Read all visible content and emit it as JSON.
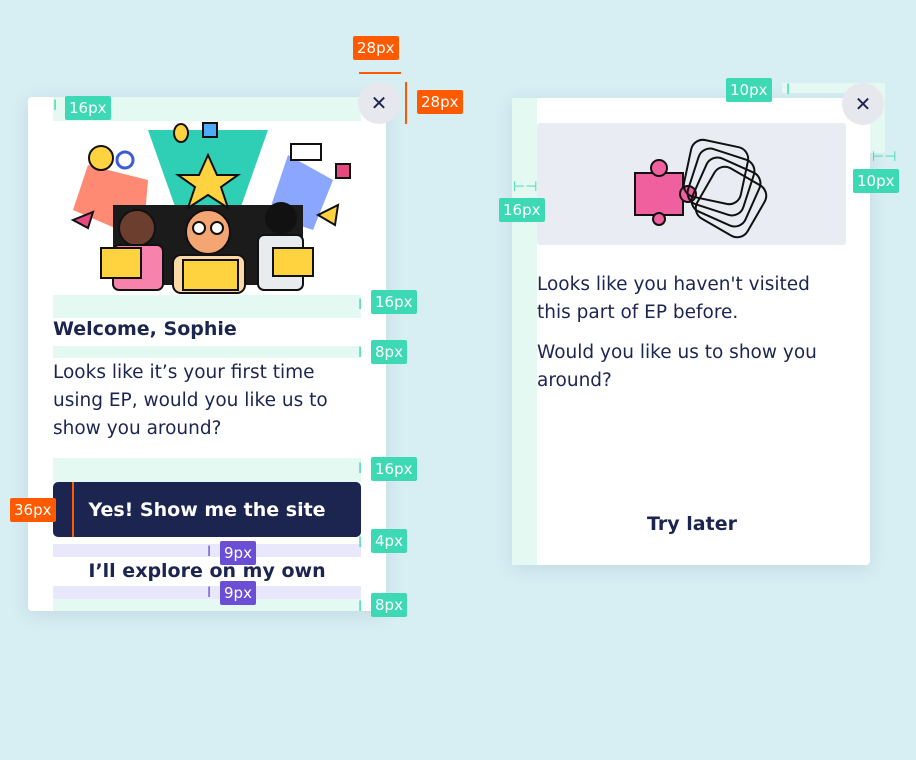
{
  "welcome_card": {
    "close_symbol": "✕",
    "title": "Welcome, Sophie",
    "body": "Looks like it’s your first time using EP, would you like us to show you around?",
    "primary_button": "Yes! Show me the site",
    "secondary_button": "I’ll explore on my own"
  },
  "revisit_card": {
    "close_symbol": "✕",
    "body_1": "Looks like you haven't visited this part of EP before.",
    "body_2": "Would you like us to show you around?",
    "secondary_button": "Try later"
  },
  "spec_labels": {
    "s16a": "16px",
    "s28w": "28px",
    "s28h": "28px",
    "s16b": "16px",
    "s8a": "8px",
    "s16c": "16px",
    "s36": "36px",
    "s4": "4px",
    "s9a": "9px",
    "s9b": "9px",
    "s8b": "8px",
    "s10a": "10px",
    "s10b": "10px",
    "s16d": "16px"
  },
  "colors": {
    "navy": "#1b2550",
    "mint": "#3dd9b4",
    "orange": "#ff5a00",
    "purple": "#6a4fd6",
    "background": "#d7eef3"
  }
}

*****

WHAT YOU HAVE TO DO = Return each line that includes "Looks".

EXPECTED ANSWER =
    "body": "Looks like it’s your first time using EP, would you like us to show you around?",
    "body_1": "Looks like you haven't visited this part of EP before.",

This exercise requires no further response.